STORED ROWS start

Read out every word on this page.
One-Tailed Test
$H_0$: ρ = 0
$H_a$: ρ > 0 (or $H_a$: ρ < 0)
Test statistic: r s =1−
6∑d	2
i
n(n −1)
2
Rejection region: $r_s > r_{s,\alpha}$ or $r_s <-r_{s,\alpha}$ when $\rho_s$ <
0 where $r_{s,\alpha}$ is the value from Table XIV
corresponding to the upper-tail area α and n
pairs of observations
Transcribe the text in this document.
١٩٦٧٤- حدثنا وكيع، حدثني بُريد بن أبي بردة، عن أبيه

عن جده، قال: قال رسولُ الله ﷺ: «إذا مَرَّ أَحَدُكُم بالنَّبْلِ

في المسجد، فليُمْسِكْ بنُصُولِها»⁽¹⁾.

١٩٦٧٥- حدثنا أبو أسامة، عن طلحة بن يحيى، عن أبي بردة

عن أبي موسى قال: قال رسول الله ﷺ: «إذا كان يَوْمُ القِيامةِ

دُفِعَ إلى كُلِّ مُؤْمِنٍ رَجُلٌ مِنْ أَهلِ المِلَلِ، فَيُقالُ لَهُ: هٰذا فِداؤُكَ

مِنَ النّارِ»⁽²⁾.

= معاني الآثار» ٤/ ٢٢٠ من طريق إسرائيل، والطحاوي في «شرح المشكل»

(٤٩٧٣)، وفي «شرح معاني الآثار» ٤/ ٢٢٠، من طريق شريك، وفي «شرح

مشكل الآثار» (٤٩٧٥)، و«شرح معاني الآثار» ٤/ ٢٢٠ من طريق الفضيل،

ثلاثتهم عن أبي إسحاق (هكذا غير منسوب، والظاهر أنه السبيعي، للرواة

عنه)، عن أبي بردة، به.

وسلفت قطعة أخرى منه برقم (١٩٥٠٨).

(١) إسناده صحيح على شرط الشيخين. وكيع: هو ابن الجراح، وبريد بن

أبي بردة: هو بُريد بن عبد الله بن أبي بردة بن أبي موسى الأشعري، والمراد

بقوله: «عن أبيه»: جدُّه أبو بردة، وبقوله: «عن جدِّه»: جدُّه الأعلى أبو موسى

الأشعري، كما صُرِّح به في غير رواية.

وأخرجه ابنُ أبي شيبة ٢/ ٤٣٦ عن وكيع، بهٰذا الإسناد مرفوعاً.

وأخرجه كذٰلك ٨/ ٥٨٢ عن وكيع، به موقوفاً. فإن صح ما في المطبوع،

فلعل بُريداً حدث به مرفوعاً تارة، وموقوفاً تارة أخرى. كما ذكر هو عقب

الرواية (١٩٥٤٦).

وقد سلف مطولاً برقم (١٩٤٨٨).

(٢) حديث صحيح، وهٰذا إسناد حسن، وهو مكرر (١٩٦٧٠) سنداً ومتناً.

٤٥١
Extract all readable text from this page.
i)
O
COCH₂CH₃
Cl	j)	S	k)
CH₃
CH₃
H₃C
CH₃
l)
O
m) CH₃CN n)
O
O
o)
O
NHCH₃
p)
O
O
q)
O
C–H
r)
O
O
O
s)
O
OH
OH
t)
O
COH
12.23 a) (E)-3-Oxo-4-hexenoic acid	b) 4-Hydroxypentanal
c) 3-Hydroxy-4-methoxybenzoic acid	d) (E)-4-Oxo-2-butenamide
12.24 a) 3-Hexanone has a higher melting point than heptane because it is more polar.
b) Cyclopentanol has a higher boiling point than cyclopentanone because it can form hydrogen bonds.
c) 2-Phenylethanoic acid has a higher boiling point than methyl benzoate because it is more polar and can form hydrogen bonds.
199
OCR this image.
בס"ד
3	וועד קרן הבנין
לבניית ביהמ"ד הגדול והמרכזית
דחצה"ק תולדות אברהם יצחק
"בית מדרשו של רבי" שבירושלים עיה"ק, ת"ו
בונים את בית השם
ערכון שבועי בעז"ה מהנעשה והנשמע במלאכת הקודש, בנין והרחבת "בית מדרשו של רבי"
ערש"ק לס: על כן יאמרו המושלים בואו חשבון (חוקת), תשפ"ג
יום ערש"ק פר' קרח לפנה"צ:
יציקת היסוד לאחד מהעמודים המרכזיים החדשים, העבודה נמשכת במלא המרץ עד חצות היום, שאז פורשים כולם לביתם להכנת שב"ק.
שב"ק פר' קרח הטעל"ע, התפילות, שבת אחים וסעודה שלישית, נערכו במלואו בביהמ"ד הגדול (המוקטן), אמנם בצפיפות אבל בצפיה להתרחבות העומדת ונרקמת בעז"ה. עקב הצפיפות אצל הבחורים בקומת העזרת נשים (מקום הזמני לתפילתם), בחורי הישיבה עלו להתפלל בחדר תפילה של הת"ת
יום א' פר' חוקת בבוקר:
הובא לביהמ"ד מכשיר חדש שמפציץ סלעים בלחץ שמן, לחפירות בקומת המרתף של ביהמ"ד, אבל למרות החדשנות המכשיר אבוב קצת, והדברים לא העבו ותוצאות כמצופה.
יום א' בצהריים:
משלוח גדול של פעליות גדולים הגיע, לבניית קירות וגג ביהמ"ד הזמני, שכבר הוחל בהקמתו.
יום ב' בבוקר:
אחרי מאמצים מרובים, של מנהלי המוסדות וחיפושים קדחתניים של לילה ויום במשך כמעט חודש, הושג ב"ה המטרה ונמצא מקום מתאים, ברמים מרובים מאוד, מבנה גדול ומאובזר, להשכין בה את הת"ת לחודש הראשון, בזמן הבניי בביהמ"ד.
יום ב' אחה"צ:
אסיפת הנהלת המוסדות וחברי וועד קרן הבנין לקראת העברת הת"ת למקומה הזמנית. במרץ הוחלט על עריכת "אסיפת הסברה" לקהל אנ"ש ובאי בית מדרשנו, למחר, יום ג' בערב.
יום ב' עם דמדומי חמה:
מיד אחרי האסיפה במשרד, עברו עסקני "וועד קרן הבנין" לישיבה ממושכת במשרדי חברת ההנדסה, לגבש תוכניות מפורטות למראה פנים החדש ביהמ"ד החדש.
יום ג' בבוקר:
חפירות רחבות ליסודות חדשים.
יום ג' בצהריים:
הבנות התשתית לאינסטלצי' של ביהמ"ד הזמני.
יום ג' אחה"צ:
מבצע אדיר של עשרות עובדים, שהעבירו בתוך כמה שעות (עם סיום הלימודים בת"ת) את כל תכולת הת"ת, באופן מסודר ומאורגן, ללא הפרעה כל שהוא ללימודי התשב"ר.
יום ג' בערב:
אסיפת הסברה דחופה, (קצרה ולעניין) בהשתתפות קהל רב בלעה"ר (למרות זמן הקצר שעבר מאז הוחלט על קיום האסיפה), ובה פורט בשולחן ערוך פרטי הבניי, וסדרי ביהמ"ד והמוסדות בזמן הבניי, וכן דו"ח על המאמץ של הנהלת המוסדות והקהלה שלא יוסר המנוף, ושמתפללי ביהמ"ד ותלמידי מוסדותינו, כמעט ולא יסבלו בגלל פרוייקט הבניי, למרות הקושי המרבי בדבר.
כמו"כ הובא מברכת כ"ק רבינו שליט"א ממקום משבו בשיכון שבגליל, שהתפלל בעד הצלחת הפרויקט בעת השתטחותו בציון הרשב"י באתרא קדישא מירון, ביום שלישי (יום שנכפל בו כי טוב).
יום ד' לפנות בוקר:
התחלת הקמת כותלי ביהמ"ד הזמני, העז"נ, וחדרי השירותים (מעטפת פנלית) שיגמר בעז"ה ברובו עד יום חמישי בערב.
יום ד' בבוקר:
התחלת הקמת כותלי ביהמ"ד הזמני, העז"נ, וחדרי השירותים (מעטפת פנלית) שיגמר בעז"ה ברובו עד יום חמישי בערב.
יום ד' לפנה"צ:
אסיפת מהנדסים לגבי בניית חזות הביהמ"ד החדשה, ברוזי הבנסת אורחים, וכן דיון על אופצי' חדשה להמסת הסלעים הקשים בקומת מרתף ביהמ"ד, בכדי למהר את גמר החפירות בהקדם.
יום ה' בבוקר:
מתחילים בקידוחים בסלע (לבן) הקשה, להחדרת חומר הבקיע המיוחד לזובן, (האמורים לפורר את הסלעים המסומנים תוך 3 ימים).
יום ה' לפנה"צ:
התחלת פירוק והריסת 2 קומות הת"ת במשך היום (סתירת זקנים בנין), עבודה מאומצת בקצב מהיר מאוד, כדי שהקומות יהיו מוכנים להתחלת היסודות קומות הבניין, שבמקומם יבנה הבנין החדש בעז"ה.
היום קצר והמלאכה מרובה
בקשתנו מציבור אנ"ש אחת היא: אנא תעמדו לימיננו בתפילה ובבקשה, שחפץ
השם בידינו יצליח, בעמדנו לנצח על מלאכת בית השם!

STORED ROWS end

__PROMPT__:
Pick out each line containing "أخرى" and report it.

__SOLUTION FOR THIS EXERCISE__:
وسلفت قطعة أخرى منه برقم (١٩٥٠٨).
فلعل بُريداً حدث به مرفوعاً تارة، وموقوفاً تارة أخرى. كما ذكر هو عقب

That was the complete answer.